• **STATED GOAL**: Transcribe the listing in full, excluding any pictures.

══ SOURCE MATERIAL

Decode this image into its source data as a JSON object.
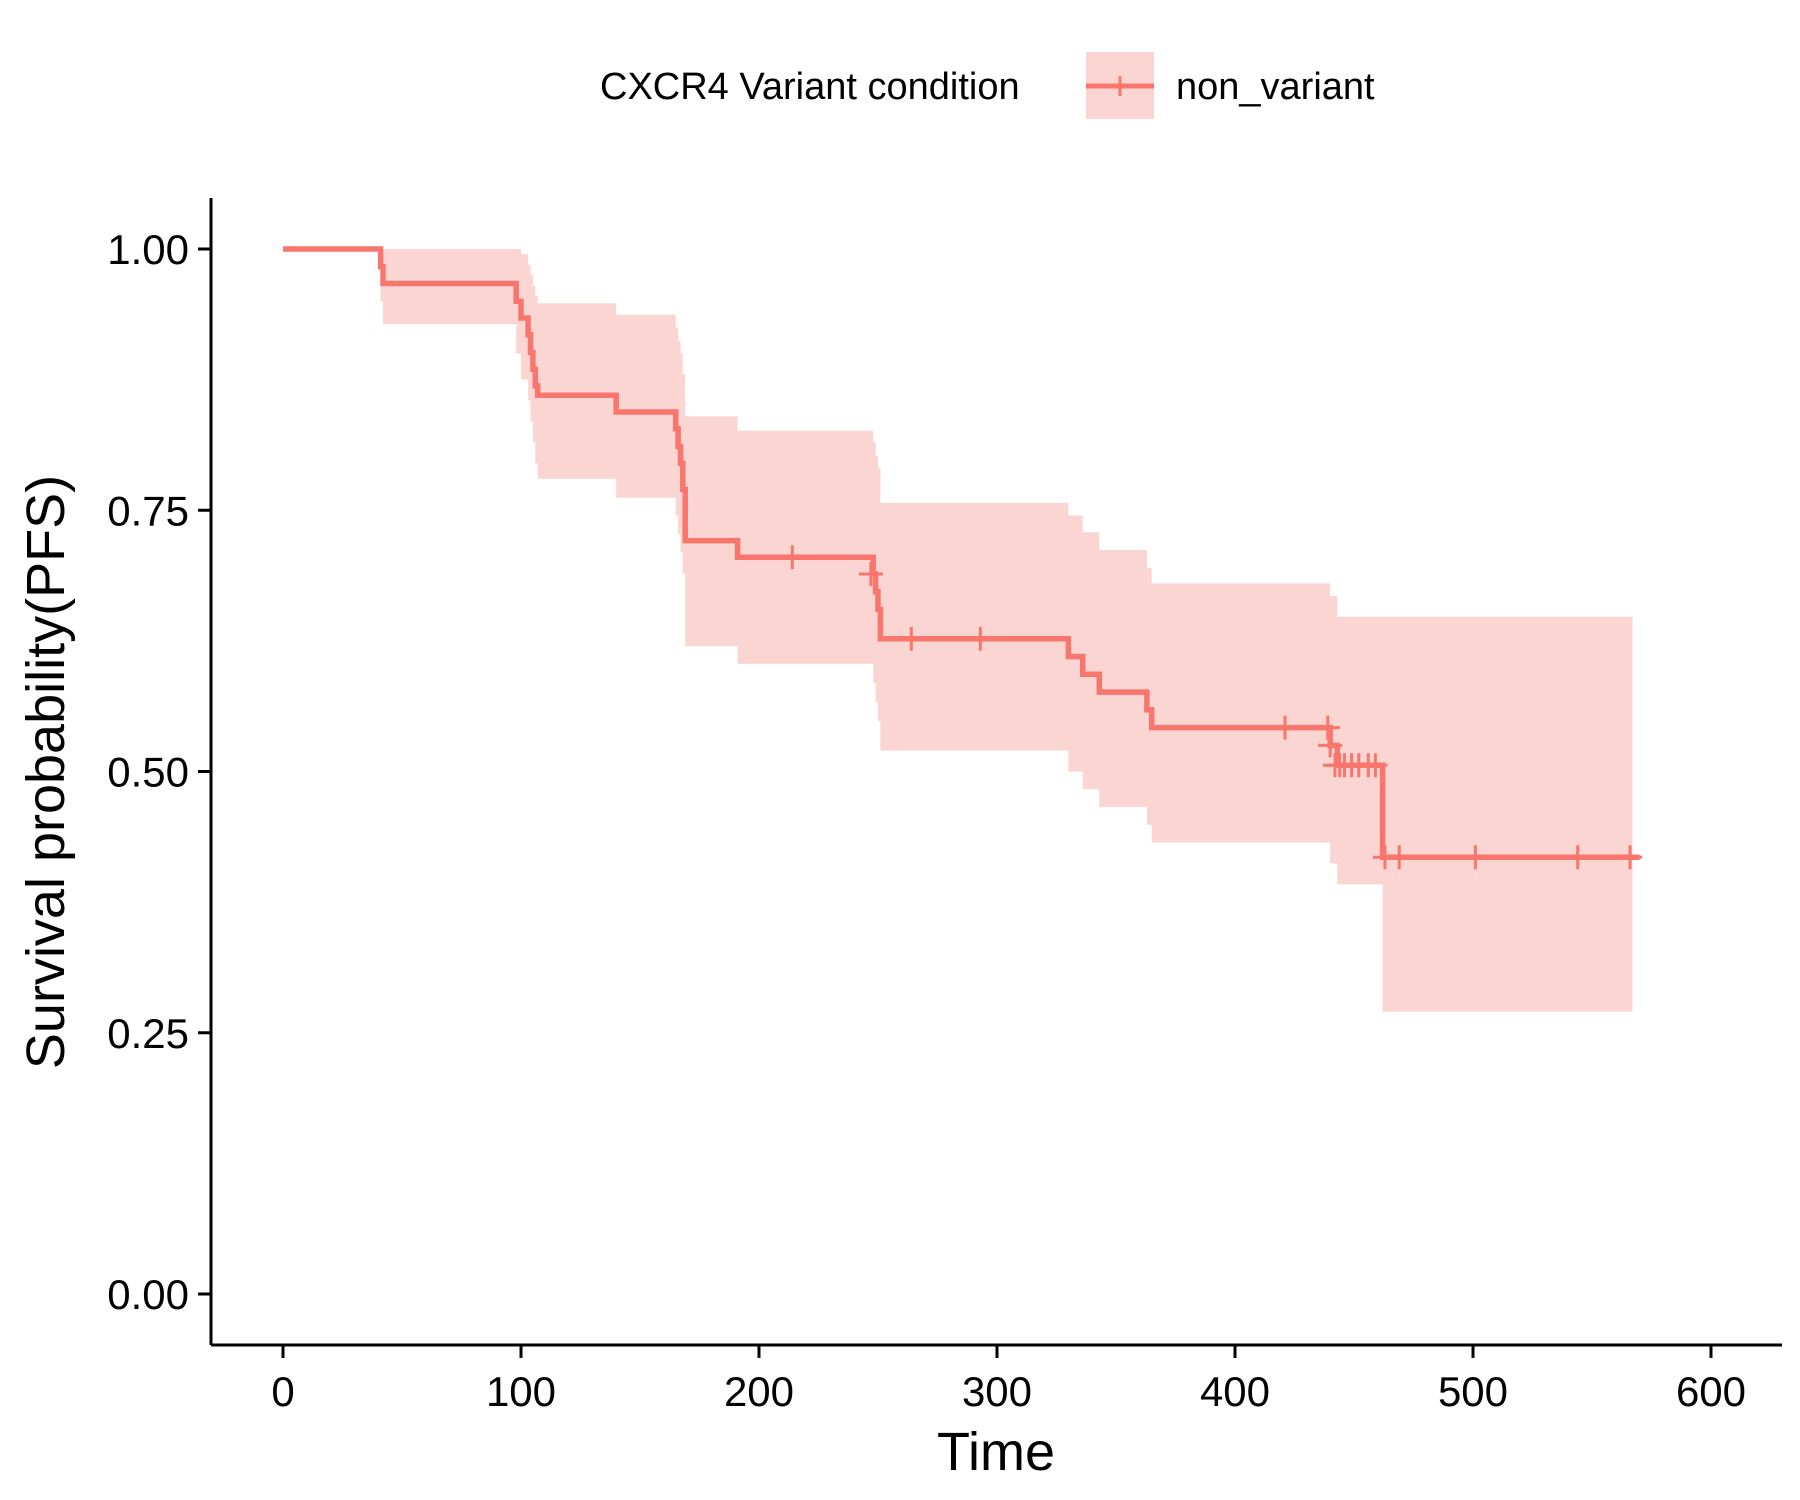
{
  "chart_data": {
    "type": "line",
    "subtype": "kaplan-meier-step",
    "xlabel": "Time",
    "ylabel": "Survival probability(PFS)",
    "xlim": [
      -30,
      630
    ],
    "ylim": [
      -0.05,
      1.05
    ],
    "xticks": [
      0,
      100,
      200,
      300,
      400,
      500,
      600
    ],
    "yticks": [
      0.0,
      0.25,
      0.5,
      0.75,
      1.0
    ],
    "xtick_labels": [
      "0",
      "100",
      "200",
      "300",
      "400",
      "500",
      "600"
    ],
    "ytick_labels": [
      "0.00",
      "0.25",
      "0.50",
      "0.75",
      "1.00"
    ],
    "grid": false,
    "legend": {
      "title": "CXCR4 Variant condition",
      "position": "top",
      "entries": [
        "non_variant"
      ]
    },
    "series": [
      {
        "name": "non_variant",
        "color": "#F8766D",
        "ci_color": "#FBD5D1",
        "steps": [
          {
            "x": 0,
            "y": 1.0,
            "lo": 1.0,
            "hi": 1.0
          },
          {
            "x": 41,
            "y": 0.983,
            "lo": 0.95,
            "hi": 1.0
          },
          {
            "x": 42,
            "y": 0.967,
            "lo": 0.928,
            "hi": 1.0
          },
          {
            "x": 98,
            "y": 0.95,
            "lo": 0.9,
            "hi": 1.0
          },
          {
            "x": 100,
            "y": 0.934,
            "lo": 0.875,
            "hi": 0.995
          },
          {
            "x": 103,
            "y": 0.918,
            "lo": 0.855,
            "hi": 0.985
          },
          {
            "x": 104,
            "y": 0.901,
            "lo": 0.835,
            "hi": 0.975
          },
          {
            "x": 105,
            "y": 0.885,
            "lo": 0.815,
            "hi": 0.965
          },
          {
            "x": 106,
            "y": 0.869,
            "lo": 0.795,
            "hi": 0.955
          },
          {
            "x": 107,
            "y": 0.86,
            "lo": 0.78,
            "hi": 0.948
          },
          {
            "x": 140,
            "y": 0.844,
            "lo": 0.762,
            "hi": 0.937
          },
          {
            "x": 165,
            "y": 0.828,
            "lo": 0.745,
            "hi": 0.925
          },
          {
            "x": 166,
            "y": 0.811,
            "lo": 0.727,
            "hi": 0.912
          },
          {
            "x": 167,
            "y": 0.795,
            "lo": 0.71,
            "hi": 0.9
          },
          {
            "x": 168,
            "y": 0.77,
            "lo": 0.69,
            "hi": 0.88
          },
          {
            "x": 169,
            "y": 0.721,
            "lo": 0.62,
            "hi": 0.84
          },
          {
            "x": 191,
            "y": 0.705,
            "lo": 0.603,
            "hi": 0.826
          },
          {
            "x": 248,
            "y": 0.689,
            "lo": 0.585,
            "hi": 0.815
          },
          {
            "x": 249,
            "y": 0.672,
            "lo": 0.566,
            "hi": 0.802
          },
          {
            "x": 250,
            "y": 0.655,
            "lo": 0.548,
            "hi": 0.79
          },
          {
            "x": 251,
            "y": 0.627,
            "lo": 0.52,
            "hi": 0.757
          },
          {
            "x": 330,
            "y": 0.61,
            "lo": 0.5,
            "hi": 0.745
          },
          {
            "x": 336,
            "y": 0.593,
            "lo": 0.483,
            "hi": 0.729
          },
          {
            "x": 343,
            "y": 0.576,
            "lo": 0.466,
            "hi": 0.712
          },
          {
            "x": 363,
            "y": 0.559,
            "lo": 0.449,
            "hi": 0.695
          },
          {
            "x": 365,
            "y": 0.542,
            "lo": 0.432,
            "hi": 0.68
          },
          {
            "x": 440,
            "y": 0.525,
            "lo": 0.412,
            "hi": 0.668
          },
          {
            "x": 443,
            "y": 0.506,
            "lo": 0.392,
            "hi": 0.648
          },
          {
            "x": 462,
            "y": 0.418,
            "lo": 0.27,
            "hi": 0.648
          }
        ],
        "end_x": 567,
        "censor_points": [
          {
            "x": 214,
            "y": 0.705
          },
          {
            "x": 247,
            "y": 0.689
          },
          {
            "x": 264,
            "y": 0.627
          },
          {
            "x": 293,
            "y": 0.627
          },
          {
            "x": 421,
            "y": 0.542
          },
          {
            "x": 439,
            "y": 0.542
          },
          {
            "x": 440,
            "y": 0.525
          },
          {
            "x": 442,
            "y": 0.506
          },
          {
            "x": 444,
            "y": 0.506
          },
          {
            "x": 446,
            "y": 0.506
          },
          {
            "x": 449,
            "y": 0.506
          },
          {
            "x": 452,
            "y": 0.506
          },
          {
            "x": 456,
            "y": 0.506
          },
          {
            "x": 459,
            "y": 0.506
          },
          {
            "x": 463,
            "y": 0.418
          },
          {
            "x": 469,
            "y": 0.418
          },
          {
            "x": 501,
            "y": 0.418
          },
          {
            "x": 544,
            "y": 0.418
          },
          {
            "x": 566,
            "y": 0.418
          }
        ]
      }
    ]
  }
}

════

• **WRITTEN SOLUTION**:
Decode this image into its source data as a JSON object.
{
  "chart_data": {
    "type": "line",
    "subtype": "kaplan-meier-step",
    "xlabel": "Time",
    "ylabel": "Survival probability(PFS)",
    "xlim": [
      -30,
      630
    ],
    "ylim": [
      -0.05,
      1.05
    ],
    "xticks": [
      0,
      100,
      200,
      300,
      400,
      500,
      600
    ],
    "yticks": [
      0.0,
      0.25,
      0.5,
      0.75,
      1.0
    ],
    "xtick_labels": [
      "0",
      "100",
      "200",
      "300",
      "400",
      "500",
      "600"
    ],
    "ytick_labels": [
      "0.00",
      "0.25",
      "0.50",
      "0.75",
      "1.00"
    ],
    "grid": false,
    "legend": {
      "title": "CXCR4 Variant condition",
      "position": "top",
      "entries": [
        "non_variant"
      ]
    },
    "series": [
      {
        "name": "non_variant",
        "color": "#F8766D",
        "ci_color": "#FBD5D1",
        "steps": [
          {
            "x": 0,
            "y": 1.0,
            "lo": 1.0,
            "hi": 1.0
          },
          {
            "x": 41,
            "y": 0.983,
            "lo": 0.95,
            "hi": 1.0
          },
          {
            "x": 42,
            "y": 0.967,
            "lo": 0.928,
            "hi": 1.0
          },
          {
            "x": 98,
            "y": 0.95,
            "lo": 0.9,
            "hi": 1.0
          },
          {
            "x": 100,
            "y": 0.934,
            "lo": 0.875,
            "hi": 0.995
          },
          {
            "x": 103,
            "y": 0.918,
            "lo": 0.855,
            "hi": 0.985
          },
          {
            "x": 104,
            "y": 0.901,
            "lo": 0.835,
            "hi": 0.975
          },
          {
            "x": 105,
            "y": 0.885,
            "lo": 0.815,
            "hi": 0.965
          },
          {
            "x": 106,
            "y": 0.869,
            "lo": 0.795,
            "hi": 0.955
          },
          {
            "x": 107,
            "y": 0.86,
            "lo": 0.78,
            "hi": 0.948
          },
          {
            "x": 140,
            "y": 0.844,
            "lo": 0.762,
            "hi": 0.937
          },
          {
            "x": 165,
            "y": 0.828,
            "lo": 0.745,
            "hi": 0.925
          },
          {
            "x": 166,
            "y": 0.811,
            "lo": 0.727,
            "hi": 0.912
          },
          {
            "x": 167,
            "y": 0.795,
            "lo": 0.71,
            "hi": 0.9
          },
          {
            "x": 168,
            "y": 0.77,
            "lo": 0.69,
            "hi": 0.88
          },
          {
            "x": 169,
            "y": 0.721,
            "lo": 0.62,
            "hi": 0.84
          },
          {
            "x": 191,
            "y": 0.705,
            "lo": 0.603,
            "hi": 0.826
          },
          {
            "x": 248,
            "y": 0.689,
            "lo": 0.585,
            "hi": 0.815
          },
          {
            "x": 249,
            "y": 0.672,
            "lo": 0.566,
            "hi": 0.802
          },
          {
            "x": 250,
            "y": 0.655,
            "lo": 0.548,
            "hi": 0.79
          },
          {
            "x": 251,
            "y": 0.627,
            "lo": 0.52,
            "hi": 0.757
          },
          {
            "x": 330,
            "y": 0.61,
            "lo": 0.5,
            "hi": 0.745
          },
          {
            "x": 336,
            "y": 0.593,
            "lo": 0.483,
            "hi": 0.729
          },
          {
            "x": 343,
            "y": 0.576,
            "lo": 0.466,
            "hi": 0.712
          },
          {
            "x": 363,
            "y": 0.559,
            "lo": 0.449,
            "hi": 0.695
          },
          {
            "x": 365,
            "y": 0.542,
            "lo": 0.432,
            "hi": 0.68
          },
          {
            "x": 440,
            "y": 0.525,
            "lo": 0.412,
            "hi": 0.668
          },
          {
            "x": 443,
            "y": 0.506,
            "lo": 0.392,
            "hi": 0.648
          },
          {
            "x": 462,
            "y": 0.418,
            "lo": 0.27,
            "hi": 0.648
          }
        ],
        "end_x": 567,
        "censor_points": [
          {
            "x": 214,
            "y": 0.705
          },
          {
            "x": 247,
            "y": 0.689
          },
          {
            "x": 264,
            "y": 0.627
          },
          {
            "x": 293,
            "y": 0.627
          },
          {
            "x": 421,
            "y": 0.542
          },
          {
            "x": 439,
            "y": 0.542
          },
          {
            "x": 440,
            "y": 0.525
          },
          {
            "x": 442,
            "y": 0.506
          },
          {
            "x": 444,
            "y": 0.506
          },
          {
            "x": 446,
            "y": 0.506
          },
          {
            "x": 449,
            "y": 0.506
          },
          {
            "x": 452,
            "y": 0.506
          },
          {
            "x": 456,
            "y": 0.506
          },
          {
            "x": 459,
            "y": 0.506
          },
          {
            "x": 463,
            "y": 0.418
          },
          {
            "x": 469,
            "y": 0.418
          },
          {
            "x": 501,
            "y": 0.418
          },
          {
            "x": 544,
            "y": 0.418
          },
          {
            "x": 566,
            "y": 0.418
          }
        ]
      }
    ]
  }
}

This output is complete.